# start of Stored rows
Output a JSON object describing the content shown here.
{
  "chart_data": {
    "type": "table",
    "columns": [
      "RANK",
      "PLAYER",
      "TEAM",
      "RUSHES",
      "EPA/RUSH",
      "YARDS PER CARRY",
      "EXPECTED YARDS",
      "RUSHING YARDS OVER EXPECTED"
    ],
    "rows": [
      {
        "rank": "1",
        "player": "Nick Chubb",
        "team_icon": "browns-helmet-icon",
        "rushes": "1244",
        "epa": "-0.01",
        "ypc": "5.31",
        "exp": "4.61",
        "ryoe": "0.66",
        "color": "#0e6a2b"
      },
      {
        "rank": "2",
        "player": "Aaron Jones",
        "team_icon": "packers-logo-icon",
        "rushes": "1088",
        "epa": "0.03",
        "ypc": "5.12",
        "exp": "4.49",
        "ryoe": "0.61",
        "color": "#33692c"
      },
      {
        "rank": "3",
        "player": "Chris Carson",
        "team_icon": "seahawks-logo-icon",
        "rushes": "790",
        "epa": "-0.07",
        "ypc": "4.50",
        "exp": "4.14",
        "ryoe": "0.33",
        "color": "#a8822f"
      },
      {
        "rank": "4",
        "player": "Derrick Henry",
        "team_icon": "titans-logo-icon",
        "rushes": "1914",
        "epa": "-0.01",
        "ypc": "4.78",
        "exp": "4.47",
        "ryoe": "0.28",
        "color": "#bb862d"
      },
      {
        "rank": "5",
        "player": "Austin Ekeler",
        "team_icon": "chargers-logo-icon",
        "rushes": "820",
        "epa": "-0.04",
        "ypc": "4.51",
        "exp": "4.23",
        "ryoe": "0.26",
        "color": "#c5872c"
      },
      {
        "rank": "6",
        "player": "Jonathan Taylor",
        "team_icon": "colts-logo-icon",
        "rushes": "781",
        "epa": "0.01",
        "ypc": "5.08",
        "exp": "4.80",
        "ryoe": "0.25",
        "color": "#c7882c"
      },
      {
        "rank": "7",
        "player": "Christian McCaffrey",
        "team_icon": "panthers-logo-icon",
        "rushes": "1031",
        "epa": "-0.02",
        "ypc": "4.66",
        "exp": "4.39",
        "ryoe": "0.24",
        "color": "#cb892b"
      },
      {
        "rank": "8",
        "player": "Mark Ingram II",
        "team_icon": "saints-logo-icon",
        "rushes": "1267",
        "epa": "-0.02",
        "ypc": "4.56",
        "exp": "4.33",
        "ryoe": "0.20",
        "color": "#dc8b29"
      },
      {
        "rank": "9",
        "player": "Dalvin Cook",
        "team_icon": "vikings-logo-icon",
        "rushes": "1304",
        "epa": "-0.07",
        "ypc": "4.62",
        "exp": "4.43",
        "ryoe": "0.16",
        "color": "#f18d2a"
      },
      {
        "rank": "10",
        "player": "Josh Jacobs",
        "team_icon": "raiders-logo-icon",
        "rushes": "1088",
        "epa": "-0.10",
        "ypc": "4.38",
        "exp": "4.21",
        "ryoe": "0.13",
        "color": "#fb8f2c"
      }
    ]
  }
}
# end of Stored rows
Print the listing above in full, exactly as it is.

**Exercise output**
Output a JSON object describing the content shown here.
{
  "chart_data": {
    "type": "table",
    "columns": [
      "RANK",
      "PLAYER",
      "TEAM",
      "RUSHES",
      "EPA/RUSH",
      "YARDS PER CARRY",
      "EXPECTED YARDS",
      "RUSHING YARDS OVER EXPECTED"
    ],
    "rows": [
      {
        "rank": "1",
        "player": "Nick Chubb",
        "team_icon": "browns-helmet-icon",
        "rushes": "1244",
        "epa": "-0.01",
        "ypc": "5.31",
        "exp": "4.61",
        "ryoe": "0.66",
        "color": "#0e6a2b"
      },
      {
        "rank": "2",
        "player": "Aaron Jones",
        "team_icon": "packers-logo-icon",
        "rushes": "1088",
        "epa": "0.03",
        "ypc": "5.12",
        "exp": "4.49",
        "ryoe": "0.61",
        "color": "#33692c"
      },
      {
        "rank": "3",
        "player": "Chris Carson",
        "team_icon": "seahawks-logo-icon",
        "rushes": "790",
        "epa": "-0.07",
        "ypc": "4.50",
        "exp": "4.14",
        "ryoe": "0.33",
        "color": "#a8822f"
      },
      {
        "rank": "4",
        "player": "Derrick Henry",
        "team_icon": "titans-logo-icon",
        "rushes": "1914",
        "epa": "-0.01",
        "ypc": "4.78",
        "exp": "4.47",
        "ryoe": "0.28",
        "color": "#bb862d"
      },
      {
        "rank": "5",
        "player": "Austin Ekeler",
        "team_icon": "chargers-logo-icon",
        "rushes": "820",
        "epa": "-0.04",
        "ypc": "4.51",
        "exp": "4.23",
        "ryoe": "0.26",
        "color": "#c5872c"
      },
      {
        "rank": "6",
        "player": "Jonathan Taylor",
        "team_icon": "colts-logo-icon",
        "rushes": "781",
        "epa": "0.01",
        "ypc": "5.08",
        "exp": "4.80",
        "ryoe": "0.25",
        "color": "#c7882c"
      },
      {
        "rank": "7",
        "player": "Christian McCaffrey",
        "team_icon": "panthers-logo-icon",
        "rushes": "1031",
        "epa": "-0.02",
        "ypc": "4.66",
        "exp": "4.39",
        "ryoe": "0.24",
        "color": "#cb892b"
      },
      {
        "rank": "8",
        "player": "Mark Ingram II",
        "team_icon": "saints-logo-icon",
        "rushes": "1267",
        "epa": "-0.02",
        "ypc": "4.56",
        "exp": "4.33",
        "ryoe": "0.20",
        "color": "#dc8b29"
      },
      {
        "rank": "9",
        "player": "Dalvin Cook",
        "team_icon": "vikings-logo-icon",
        "rushes": "1304",
        "epa": "-0.07",
        "ypc": "4.62",
        "exp": "4.43",
        "ryoe": "0.16",
        "color": "#f18d2a"
      },
      {
        "rank": "10",
        "player": "Josh Jacobs",
        "team_icon": "raiders-logo-icon",
        "rushes": "1088",
        "epa": "-0.10",
        "ypc": "4.38",
        "exp": "4.21",
        "ryoe": "0.13",
        "color": "#fb8f2c"
      }
    ]
  }
}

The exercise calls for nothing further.